• [The problem] For the material that follows, list every line containing the word "selected".

::: Data entries :::

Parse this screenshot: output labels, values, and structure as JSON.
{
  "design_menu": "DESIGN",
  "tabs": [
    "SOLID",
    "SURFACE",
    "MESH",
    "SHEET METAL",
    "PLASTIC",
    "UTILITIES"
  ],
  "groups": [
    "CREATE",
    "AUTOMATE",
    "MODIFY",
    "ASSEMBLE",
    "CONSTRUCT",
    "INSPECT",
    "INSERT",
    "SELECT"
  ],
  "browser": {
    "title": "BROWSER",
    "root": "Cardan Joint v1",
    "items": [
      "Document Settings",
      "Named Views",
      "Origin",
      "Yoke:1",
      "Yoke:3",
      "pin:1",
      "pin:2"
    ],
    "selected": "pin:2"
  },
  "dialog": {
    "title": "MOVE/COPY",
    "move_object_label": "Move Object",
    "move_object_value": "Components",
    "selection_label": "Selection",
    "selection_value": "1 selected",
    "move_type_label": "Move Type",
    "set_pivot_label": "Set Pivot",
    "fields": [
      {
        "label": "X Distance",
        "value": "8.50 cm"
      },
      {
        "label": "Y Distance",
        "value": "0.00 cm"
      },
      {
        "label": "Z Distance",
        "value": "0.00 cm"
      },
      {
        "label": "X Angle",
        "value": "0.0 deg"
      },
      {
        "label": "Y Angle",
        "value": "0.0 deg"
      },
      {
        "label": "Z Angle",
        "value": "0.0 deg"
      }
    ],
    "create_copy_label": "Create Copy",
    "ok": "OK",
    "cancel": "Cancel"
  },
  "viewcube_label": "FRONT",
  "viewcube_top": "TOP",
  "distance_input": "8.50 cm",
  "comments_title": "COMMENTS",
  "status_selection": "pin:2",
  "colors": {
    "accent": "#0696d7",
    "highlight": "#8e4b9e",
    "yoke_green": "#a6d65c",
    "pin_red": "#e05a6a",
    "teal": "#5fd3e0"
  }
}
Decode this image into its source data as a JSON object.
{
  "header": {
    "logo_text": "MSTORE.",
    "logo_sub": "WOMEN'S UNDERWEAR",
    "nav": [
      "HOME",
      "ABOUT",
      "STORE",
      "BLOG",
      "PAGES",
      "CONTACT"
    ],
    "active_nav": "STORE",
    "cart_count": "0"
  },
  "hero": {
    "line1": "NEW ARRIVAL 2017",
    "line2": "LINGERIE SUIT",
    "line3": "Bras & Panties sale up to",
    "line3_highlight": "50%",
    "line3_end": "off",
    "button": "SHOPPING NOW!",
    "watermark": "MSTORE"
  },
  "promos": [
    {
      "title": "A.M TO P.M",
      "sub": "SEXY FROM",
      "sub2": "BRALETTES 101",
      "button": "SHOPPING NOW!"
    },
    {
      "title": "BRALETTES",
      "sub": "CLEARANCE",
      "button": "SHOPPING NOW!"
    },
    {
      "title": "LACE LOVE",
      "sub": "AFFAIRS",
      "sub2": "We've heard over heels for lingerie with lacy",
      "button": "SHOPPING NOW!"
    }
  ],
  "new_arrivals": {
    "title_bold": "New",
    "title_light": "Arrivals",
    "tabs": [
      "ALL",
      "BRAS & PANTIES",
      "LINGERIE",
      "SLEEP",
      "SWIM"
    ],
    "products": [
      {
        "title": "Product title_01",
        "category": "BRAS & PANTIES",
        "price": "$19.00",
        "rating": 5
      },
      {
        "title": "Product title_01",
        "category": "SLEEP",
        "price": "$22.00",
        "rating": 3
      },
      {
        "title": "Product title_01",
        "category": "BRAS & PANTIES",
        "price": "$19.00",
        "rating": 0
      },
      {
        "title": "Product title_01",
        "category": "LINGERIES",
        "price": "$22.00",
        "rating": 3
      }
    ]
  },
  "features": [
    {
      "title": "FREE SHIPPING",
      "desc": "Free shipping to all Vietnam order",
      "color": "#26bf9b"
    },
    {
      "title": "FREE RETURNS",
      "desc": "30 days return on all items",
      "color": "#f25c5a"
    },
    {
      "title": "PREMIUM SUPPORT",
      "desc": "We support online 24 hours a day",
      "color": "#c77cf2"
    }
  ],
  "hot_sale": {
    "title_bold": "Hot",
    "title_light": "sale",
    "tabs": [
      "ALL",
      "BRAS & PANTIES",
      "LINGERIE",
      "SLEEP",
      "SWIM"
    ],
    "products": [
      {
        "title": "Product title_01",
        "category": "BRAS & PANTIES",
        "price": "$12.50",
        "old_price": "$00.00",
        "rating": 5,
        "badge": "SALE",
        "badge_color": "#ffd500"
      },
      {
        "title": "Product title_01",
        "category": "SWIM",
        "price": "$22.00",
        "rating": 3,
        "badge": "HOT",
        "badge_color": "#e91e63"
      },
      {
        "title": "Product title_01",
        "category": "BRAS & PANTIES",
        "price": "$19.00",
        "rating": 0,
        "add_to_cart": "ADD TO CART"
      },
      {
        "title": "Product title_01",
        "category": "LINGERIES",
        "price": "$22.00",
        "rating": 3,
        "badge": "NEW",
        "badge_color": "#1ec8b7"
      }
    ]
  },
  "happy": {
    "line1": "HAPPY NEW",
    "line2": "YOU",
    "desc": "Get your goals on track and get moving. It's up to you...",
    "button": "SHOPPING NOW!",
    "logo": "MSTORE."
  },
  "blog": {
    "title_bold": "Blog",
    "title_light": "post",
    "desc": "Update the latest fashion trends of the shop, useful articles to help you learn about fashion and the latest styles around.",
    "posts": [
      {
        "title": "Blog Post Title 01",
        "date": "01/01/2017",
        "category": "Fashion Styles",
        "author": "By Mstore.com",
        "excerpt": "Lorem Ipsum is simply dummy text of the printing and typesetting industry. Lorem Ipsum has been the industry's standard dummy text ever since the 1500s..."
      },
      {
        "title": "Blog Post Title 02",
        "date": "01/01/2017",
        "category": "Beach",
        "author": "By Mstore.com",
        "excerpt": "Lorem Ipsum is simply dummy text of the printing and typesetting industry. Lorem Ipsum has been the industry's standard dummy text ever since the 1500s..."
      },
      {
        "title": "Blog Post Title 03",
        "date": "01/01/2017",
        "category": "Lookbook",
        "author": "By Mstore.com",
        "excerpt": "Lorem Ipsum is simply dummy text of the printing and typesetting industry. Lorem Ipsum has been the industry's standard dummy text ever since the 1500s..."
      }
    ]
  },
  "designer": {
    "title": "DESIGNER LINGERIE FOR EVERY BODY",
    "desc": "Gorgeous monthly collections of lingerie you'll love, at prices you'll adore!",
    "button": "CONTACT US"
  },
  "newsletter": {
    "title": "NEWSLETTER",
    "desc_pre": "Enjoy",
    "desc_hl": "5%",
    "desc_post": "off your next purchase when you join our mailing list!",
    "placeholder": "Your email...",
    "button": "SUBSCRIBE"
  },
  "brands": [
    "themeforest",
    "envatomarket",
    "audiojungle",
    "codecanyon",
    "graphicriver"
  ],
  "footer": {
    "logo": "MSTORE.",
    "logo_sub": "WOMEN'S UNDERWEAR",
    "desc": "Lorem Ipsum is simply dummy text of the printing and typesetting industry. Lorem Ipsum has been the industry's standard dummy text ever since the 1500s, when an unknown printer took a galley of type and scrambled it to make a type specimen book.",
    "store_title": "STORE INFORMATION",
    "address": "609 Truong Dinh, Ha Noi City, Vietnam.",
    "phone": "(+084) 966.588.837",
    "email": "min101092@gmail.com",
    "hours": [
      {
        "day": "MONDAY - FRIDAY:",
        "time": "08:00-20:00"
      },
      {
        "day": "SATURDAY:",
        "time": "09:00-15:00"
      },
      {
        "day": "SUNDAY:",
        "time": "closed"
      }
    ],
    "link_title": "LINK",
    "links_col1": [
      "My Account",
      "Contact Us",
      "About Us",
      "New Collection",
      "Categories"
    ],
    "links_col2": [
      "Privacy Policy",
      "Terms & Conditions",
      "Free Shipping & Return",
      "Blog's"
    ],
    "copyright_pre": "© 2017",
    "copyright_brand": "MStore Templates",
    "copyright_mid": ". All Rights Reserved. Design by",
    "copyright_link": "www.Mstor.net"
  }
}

:::

• [Answer below]
    "selected": "pin:2"
    "selection_value": "1 selected",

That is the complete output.